AIM:
Each entry below should be returned exactly as is, with the pictures removed.

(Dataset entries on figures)
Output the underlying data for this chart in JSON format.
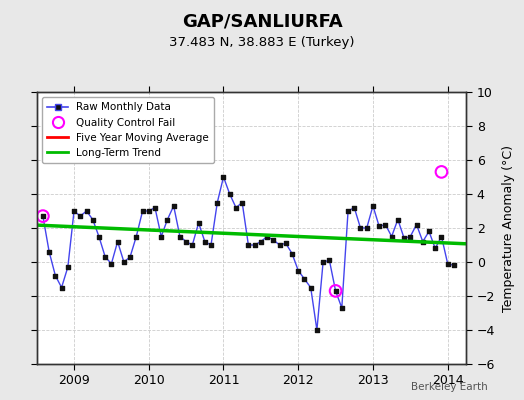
{
  "title": "GAP/SANLIURFA",
  "subtitle": "37.483 N, 38.883 E (Turkey)",
  "ylabel": "Temperature Anomaly (°C)",
  "watermark": "Berkeley Earth",
  "ylim": [
    -6,
    10
  ],
  "yticks": [
    -6,
    -4,
    -2,
    0,
    2,
    4,
    6,
    8,
    10
  ],
  "xlim": [
    2008.5,
    2014.25
  ],
  "xticks": [
    2009,
    2010,
    2011,
    2012,
    2013,
    2014
  ],
  "background_color": "#e8e8e8",
  "plot_bg_color": "#ffffff",
  "raw_color": "#4444ee",
  "raw_marker_color": "#111111",
  "qc_fail_color": "#ff00ff",
  "moving_avg_color": "#ff0000",
  "trend_color": "#00bb00",
  "monthly_data": [
    [
      2008.583,
      2.7
    ],
    [
      2008.667,
      0.6
    ],
    [
      2008.75,
      -0.8
    ],
    [
      2008.833,
      -1.5
    ],
    [
      2008.917,
      -0.3
    ],
    [
      2009.0,
      3.0
    ],
    [
      2009.083,
      2.7
    ],
    [
      2009.167,
      3.0
    ],
    [
      2009.25,
      2.5
    ],
    [
      2009.333,
      1.5
    ],
    [
      2009.417,
      0.3
    ],
    [
      2009.5,
      -0.1
    ],
    [
      2009.583,
      1.2
    ],
    [
      2009.667,
      0.0
    ],
    [
      2009.75,
      0.3
    ],
    [
      2009.833,
      1.5
    ],
    [
      2009.917,
      3.0
    ],
    [
      2010.0,
      3.0
    ],
    [
      2010.083,
      3.2
    ],
    [
      2010.167,
      1.5
    ],
    [
      2010.25,
      2.5
    ],
    [
      2010.333,
      3.3
    ],
    [
      2010.417,
      1.5
    ],
    [
      2010.5,
      1.2
    ],
    [
      2010.583,
      1.0
    ],
    [
      2010.667,
      2.3
    ],
    [
      2010.75,
      1.2
    ],
    [
      2010.833,
      1.0
    ],
    [
      2010.917,
      3.5
    ],
    [
      2011.0,
      5.0
    ],
    [
      2011.083,
      4.0
    ],
    [
      2011.167,
      3.2
    ],
    [
      2011.25,
      3.5
    ],
    [
      2011.333,
      1.0
    ],
    [
      2011.417,
      1.0
    ],
    [
      2011.5,
      1.2
    ],
    [
      2011.583,
      1.5
    ],
    [
      2011.667,
      1.3
    ],
    [
      2011.75,
      1.0
    ],
    [
      2011.833,
      1.1
    ],
    [
      2011.917,
      0.5
    ],
    [
      2012.0,
      -0.5
    ],
    [
      2012.083,
      -1.0
    ],
    [
      2012.167,
      -1.5
    ],
    [
      2012.25,
      -4.0
    ],
    [
      2012.333,
      0.0
    ],
    [
      2012.417,
      0.1
    ],
    [
      2012.5,
      -1.7
    ],
    [
      2012.583,
      -2.7
    ],
    [
      2012.667,
      3.0
    ],
    [
      2012.75,
      3.2
    ],
    [
      2012.833,
      2.0
    ],
    [
      2012.917,
      2.0
    ],
    [
      2013.0,
      3.3
    ],
    [
      2013.083,
      2.1
    ],
    [
      2013.167,
      2.2
    ],
    [
      2013.25,
      1.5
    ],
    [
      2013.333,
      2.5
    ],
    [
      2013.417,
      1.4
    ],
    [
      2013.5,
      1.5
    ],
    [
      2013.583,
      2.2
    ],
    [
      2013.667,
      1.2
    ],
    [
      2013.75,
      1.8
    ],
    [
      2013.833,
      0.8
    ],
    [
      2013.917,
      1.5
    ],
    [
      2014.0,
      -0.1
    ],
    [
      2014.083,
      -0.2
    ]
  ],
  "qc_fail_points": [
    [
      2008.583,
      2.7
    ],
    [
      2012.5,
      -1.7
    ],
    [
      2013.917,
      5.3
    ]
  ],
  "trend_line_x": [
    2008.5,
    2014.25
  ],
  "trend_line_y": [
    2.17,
    1.07
  ],
  "legend_labels": [
    "Raw Monthly Data",
    "Quality Control Fail",
    "Five Year Moving Average",
    "Long-Term Trend"
  ]
}
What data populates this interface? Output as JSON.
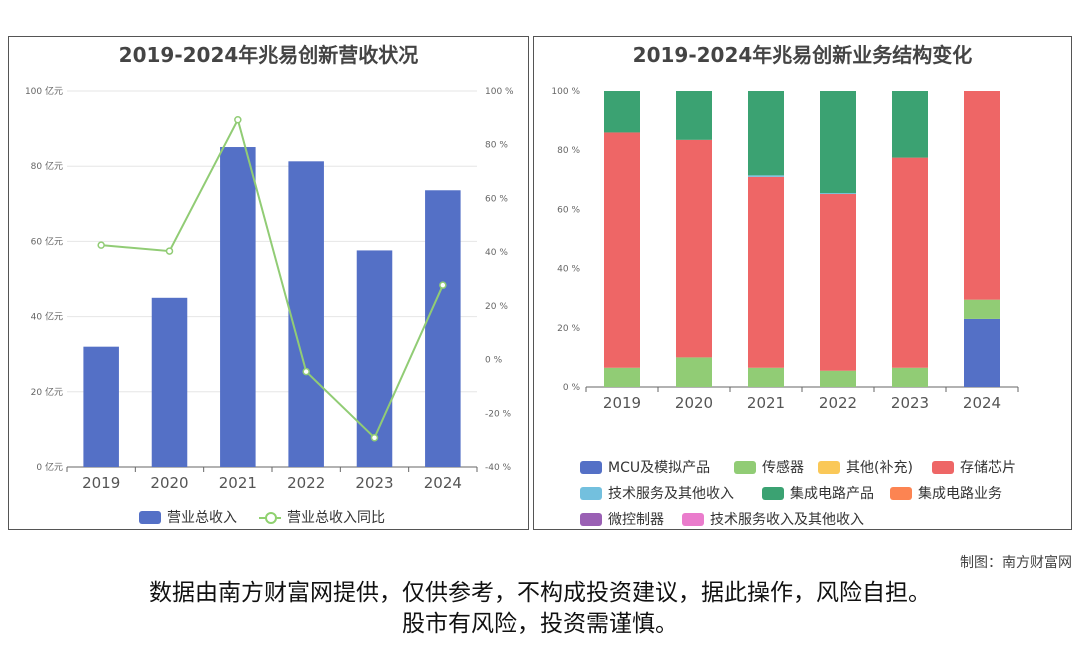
{
  "credit": "制图：南方财富网",
  "disclaimer": {
    "line1": "数据由南方财富网提供，仅供参考，不构成投资建议，据此操作，风险自担。",
    "line2": "股市有风险，投资需谨慎。"
  },
  "chart_data": [
    {
      "type": "bar",
      "title": "2019-2024年兆易创新营收状况",
      "categories": [
        "2019",
        "2020",
        "2021",
        "2022",
        "2023",
        "2024"
      ],
      "y_left": {
        "unit": "亿元",
        "ylim": [
          0,
          100
        ],
        "ticks": [
          0,
          20,
          40,
          60,
          80,
          100
        ],
        "tick_labels": [
          "0 亿元",
          "20 亿元",
          "40 亿元",
          "60 亿元",
          "80 亿元",
          "100 亿元"
        ]
      },
      "y_right": {
        "unit": "%",
        "ylim": [
          -40,
          100
        ],
        "ticks": [
          -40,
          -20,
          0,
          20,
          40,
          60,
          80,
          100
        ],
        "tick_labels": [
          "-40 %",
          "-20 %",
          "0 %",
          "20 %",
          "40 %",
          "60 %",
          "80 %",
          "100 %"
        ]
      },
      "series": [
        {
          "name": "营业总收入",
          "kind": "bar",
          "axis": "left",
          "color": "#5470c6",
          "values": [
            32.0,
            45.0,
            85.1,
            81.3,
            57.6,
            73.6
          ]
        },
        {
          "name": "营业总收入同比",
          "kind": "line",
          "axis": "right",
          "color": "#91cc75",
          "values": [
            42.6,
            40.4,
            89.3,
            -4.5,
            -29.1,
            27.7
          ]
        }
      ],
      "grid": true,
      "legend": "bottom"
    },
    {
      "type": "bar",
      "stacked": true,
      "title": "2019-2024年兆易创新业务结构变化",
      "categories": [
        "2019",
        "2020",
        "2021",
        "2022",
        "2023",
        "2024"
      ],
      "ylim": [
        0,
        100
      ],
      "ticks": [
        0,
        20,
        40,
        60,
        80,
        100
      ],
      "tick_labels": [
        "0 %",
        "20 %",
        "40 %",
        "60 %",
        "80 %",
        "100 %"
      ],
      "series": [
        {
          "name": "MCU及模拟产品",
          "color": "#5470c6",
          "values": [
            0,
            0,
            0,
            0,
            0,
            23
          ]
        },
        {
          "name": "传感器",
          "color": "#91cc75",
          "values": [
            6.5,
            10,
            6.5,
            5.5,
            6.5,
            6.5
          ]
        },
        {
          "name": "其他(补充)",
          "color": "#fac858",
          "values": [
            0,
            0,
            0,
            0,
            0,
            0
          ]
        },
        {
          "name": "存储芯片",
          "color": "#ee6666",
          "values": [
            79.5,
            73.5,
            64.5,
            59.7,
            71,
            70.5
          ]
        },
        {
          "name": "技术服务及其他收入",
          "color": "#73c0de",
          "values": [
            0,
            0,
            0.5,
            0.3,
            0,
            0
          ]
        },
        {
          "name": "集成电路产品",
          "color": "#3ba272",
          "values": [
            14,
            16.5,
            28.5,
            34.5,
            22.5,
            0
          ]
        },
        {
          "name": "集成电路业务",
          "color": "#fc8452",
          "values": [
            0,
            0,
            0,
            0,
            0,
            0
          ]
        },
        {
          "name": "微控制器",
          "color": "#9a60b4",
          "values": [
            0,
            0,
            0,
            0,
            0,
            0
          ]
        },
        {
          "name": "技术服务收入及其他收入",
          "color": "#ea7ccc",
          "values": [
            0,
            0,
            0,
            0,
            0,
            0
          ]
        }
      ],
      "grid": false,
      "legend": "bottom"
    }
  ]
}
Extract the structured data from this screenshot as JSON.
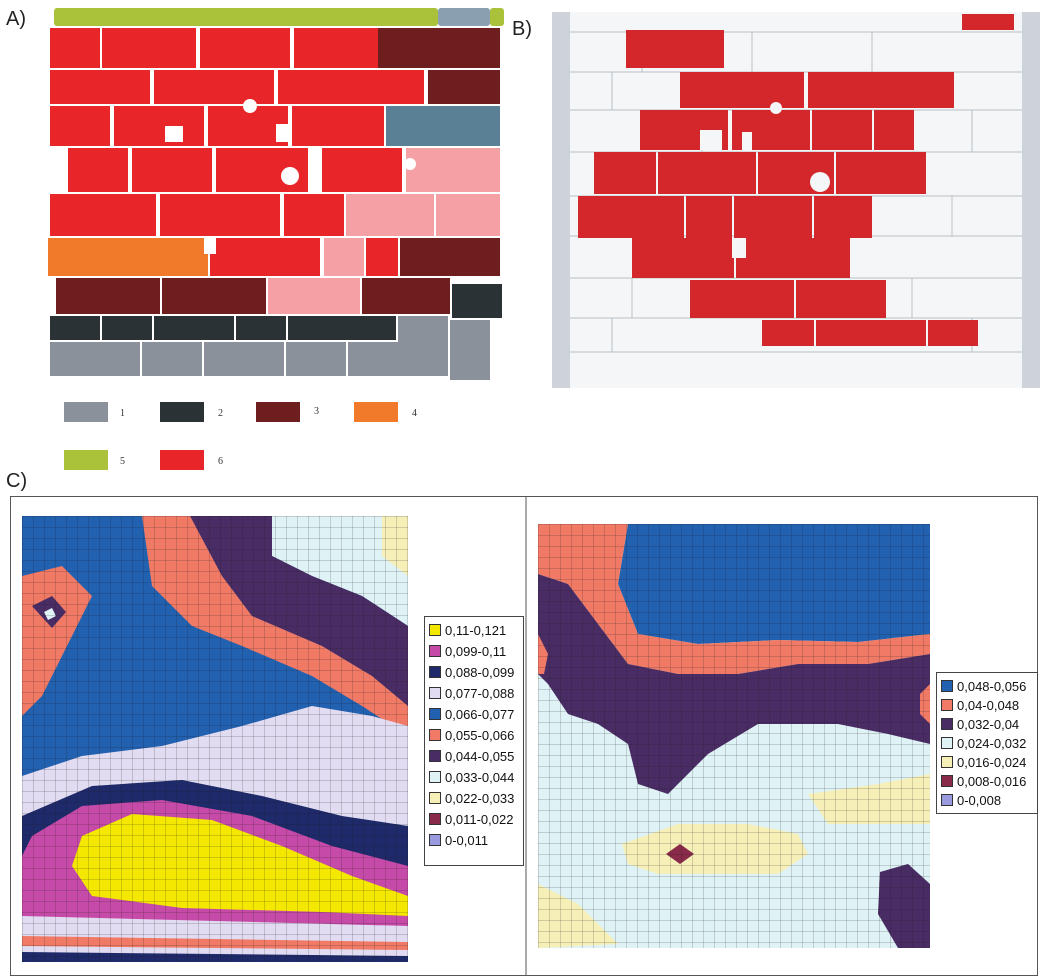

TASK RESULT:
Output the underlying data for this chart in JSON format.
{
  "title": "GAP/SANLIURFA",
  "subtitle": "37.483 N, 38.883 E (Turkey)",
  "ylabel": "Temperature Anomaly (°C)",
  "watermark": "Berkeley Earth",
  "ylim": [
    -6,
    10
  ],
  "yticks": [
    -6,
    -4,
    -2,
    0,
    2,
    4,
    6,
    8,
    10
  ],
  "xlim": [
    2008.5,
    2014.25
  ],
  "xticks": [
    2009,
    2010,
    2011,
    2012,
    2013,
    2014
  ],
  "background_color": "#e8e8e8",
  "plot_bg_color": "#ffffff",
  "raw_color": "#4444ee",
  "raw_marker_color": "#111111",
  "qc_fail_color": "#ff00ff",
  "moving_avg_color": "#ff0000",
  "trend_color": "#00bb00",
  "monthly_data": [
    [
      2008.583,
      2.7
    ],
    [
      2008.667,
      0.6
    ],
    [
      2008.75,
      -0.8
    ],
    [
      2008.833,
      -1.5
    ],
    [
      2008.917,
      -0.3
    ],
    [
      2009.0,
      3.0
    ],
    [
      2009.083,
      2.7
    ],
    [
      2009.167,
      3.0
    ],
    [
      2009.25,
      2.5
    ],
    [
      2009.333,
      1.5
    ],
    [
      2009.417,
      0.3
    ],
    [
      2009.5,
      -0.1
    ],
    [
      2009.583,
      1.2
    ],
    [
      2009.667,
      0.0
    ],
    [
      2009.75,
      0.3
    ],
    [
      2009.833,
      1.5
    ],
    [
      2009.917,
      3.0
    ],
    [
      2010.0,
      3.0
    ],
    [
      2010.083,
      3.2
    ],
    [
      2010.167,
      1.5
    ],
    [
      2010.25,
      2.5
    ],
    [
      2010.333,
      3.3
    ],
    [
      2010.417,
      1.5
    ],
    [
      2010.5,
      1.2
    ],
    [
      2010.583,
      1.0
    ],
    [
      2010.667,
      2.3
    ],
    [
      2010.75,
      1.2
    ],
    [
      2010.833,
      1.0
    ],
    [
      2010.917,
      3.5
    ],
    [
      2011.0,
      5.0
    ],
    [
      2011.083,
      4.0
    ],
    [
      2011.167,
      3.2
    ],
    [
      2011.25,
      3.5
    ],
    [
      2011.333,
      1.0
    ],
    [
      2011.417,
      1.0
    ],
    [
      2011.5,
      1.2
    ],
    [
      2011.583,
      1.5
    ],
    [
      2011.667,
      1.3
    ],
    [
      2011.75,
      1.0
    ],
    [
      2011.833,
      1.1
    ],
    [
      2011.917,
      0.5
    ],
    [
      2012.0,
      -0.5
    ],
    [
      2012.083,
      -1.0
    ],
    [
      2012.167,
      -1.5
    ],
    [
      2012.25,
      -4.0
    ],
    [
      2012.333,
      0.0
    ],
    [
      2012.417,
      0.1
    ],
    [
      2012.5,
      -1.7
    ],
    [
      2012.583,
      -2.7
    ],
    [
      2012.667,
      3.0
    ],
    [
      2012.75,
      3.2
    ],
    [
      2012.833,
      2.0
    ],
    [
      2012.917,
      2.0
    ],
    [
      2013.0,
      3.3
    ],
    [
      2013.083,
      2.1
    ],
    [
      2013.167,
      2.2
    ],
    [
      2013.25,
      1.5
    ],
    [
      2013.333,
      2.5
    ],
    [
      2013.417,
      1.4
    ],
    [
      2013.5,
      1.5
    ],
    [
      2013.583,
      2.2
    ],
    [
      2013.667,
      1.2
    ],
    [
      2013.75,
      1.8
    ],
    [
      2013.833,
      0.8
    ],
    [
      2013.917,
      1.5
    ],
    [
      2014.0,
      -0.1
    ],
    [
      2014.083,
      -0.2
    ]
  ],
  "qc_fail_points": [
    [
      2008.583,
      2.7
    ],
    [
      2012.5,
      -1.7
    ],
    [
      2013.917,
      5.3
    ]
  ],
  "trend_line_x": [
    2008.5,
    2014.25
  ],
  "trend_line_y": [
    2.17,
    1.07
  ],
  "legend_labels": [
    "Raw Monthly Data",
    "Quality Control Fail",
    "Five Year Moving Average",
    "Long-Term Trend"
  ]
}
What data populates this interface? Output as JSON.
{
  "credit": "制图：南方财富网",
  "disclaimer": {
    "line1": "数据由南方财富网提供，仅供参考，不构成投资建议，据此操作，风险自担。",
    "line2": "股市有风险，投资需谨慎。"
  },
  "chart_data": [
    {
      "type": "bar",
      "title": "2019-2024年兆易创新营收状况",
      "categories": [
        "2019",
        "2020",
        "2021",
        "2022",
        "2023",
        "2024"
      ],
      "y_left": {
        "unit": "亿元",
        "ylim": [
          0,
          100
        ],
        "ticks": [
          0,
          20,
          40,
          60,
          80,
          100
        ],
        "tick_labels": [
          "0 亿元",
          "20 亿元",
          "40 亿元",
          "60 亿元",
          "80 亿元",
          "100 亿元"
        ]
      },
      "y_right": {
        "unit": "%",
        "ylim": [
          -40,
          100
        ],
        "ticks": [
          -40,
          -20,
          0,
          20,
          40,
          60,
          80,
          100
        ],
        "tick_labels": [
          "-40 %",
          "-20 %",
          "0 %",
          "20 %",
          "40 %",
          "60 %",
          "80 %",
          "100 %"
        ]
      },
      "series": [
        {
          "name": "营业总收入",
          "kind": "bar",
          "axis": "left",
          "color": "#5470c6",
          "values": [
            32.0,
            45.0,
            85.1,
            81.3,
            57.6,
            73.6
          ]
        },
        {
          "name": "营业总收入同比",
          "kind": "line",
          "axis": "right",
          "color": "#91cc75",
          "values": [
            42.6,
            40.4,
            89.3,
            -4.5,
            -29.1,
            27.7
          ]
        }
      ],
      "grid": true,
      "legend": "bottom"
    },
    {
      "type": "bar",
      "stacked": true,
      "title": "2019-2024年兆易创新业务结构变化",
      "categories": [
        "2019",
        "2020",
        "2021",
        "2022",
        "2023",
        "2024"
      ],
      "ylim": [
        0,
        100
      ],
      "ticks": [
        0,
        20,
        40,
        60,
        80,
        100
      ],
      "tick_labels": [
        "0 %",
        "20 %",
        "40 %",
        "60 %",
        "80 %",
        "100 %"
      ],
      "series": [
        {
          "name": "MCU及模拟产品",
          "color": "#5470c6",
          "values": [
            0,
            0,
            0,
            0,
            0,
            23
          ]
        },
        {
          "name": "传感器",
          "color": "#91cc75",
          "values": [
            6.5,
            10,
            6.5,
            5.5,
            6.5,
            6.5
          ]
        },
        {
          "name": "其他(补充)",
          "color": "#fac858",
          "values": [
            0,
            0,
            0,
            0,
            0,
            0
          ]
        },
        {
          "name": "存储芯片",
          "color": "#ee6666",
          "values": [
            79.5,
            73.5,
            64.5,
            59.7,
            71,
            70.5
          ]
        },
        {
          "name": "技术服务及其他收入",
          "color": "#73c0de",
          "values": [
            0,
            0,
            0.5,
            0.3,
            0,
            0
          ]
        },
        {
          "name": "集成电路产品",
          "color": "#3ba272",
          "values": [
            14,
            16.5,
            28.5,
            34.5,
            22.5,
            0
          ]
        },
        {
          "name": "集成电路业务",
          "color": "#fc8452",
          "values": [
            0,
            0,
            0,
            0,
            0,
            0
          ]
        },
        {
          "name": "微控制器",
          "color": "#9a60b4",
          "values": [
            0,
            0,
            0,
            0,
            0,
            0
          ]
        },
        {
          "name": "技术服务收入及其他收入",
          "color": "#ea7ccc",
          "values": [
            0,
            0,
            0,
            0,
            0,
            0
          ]
        }
      ],
      "grid": false,
      "legend": "bottom"
    }
  ]
}
Extract the structured data from this screenshot as JSON.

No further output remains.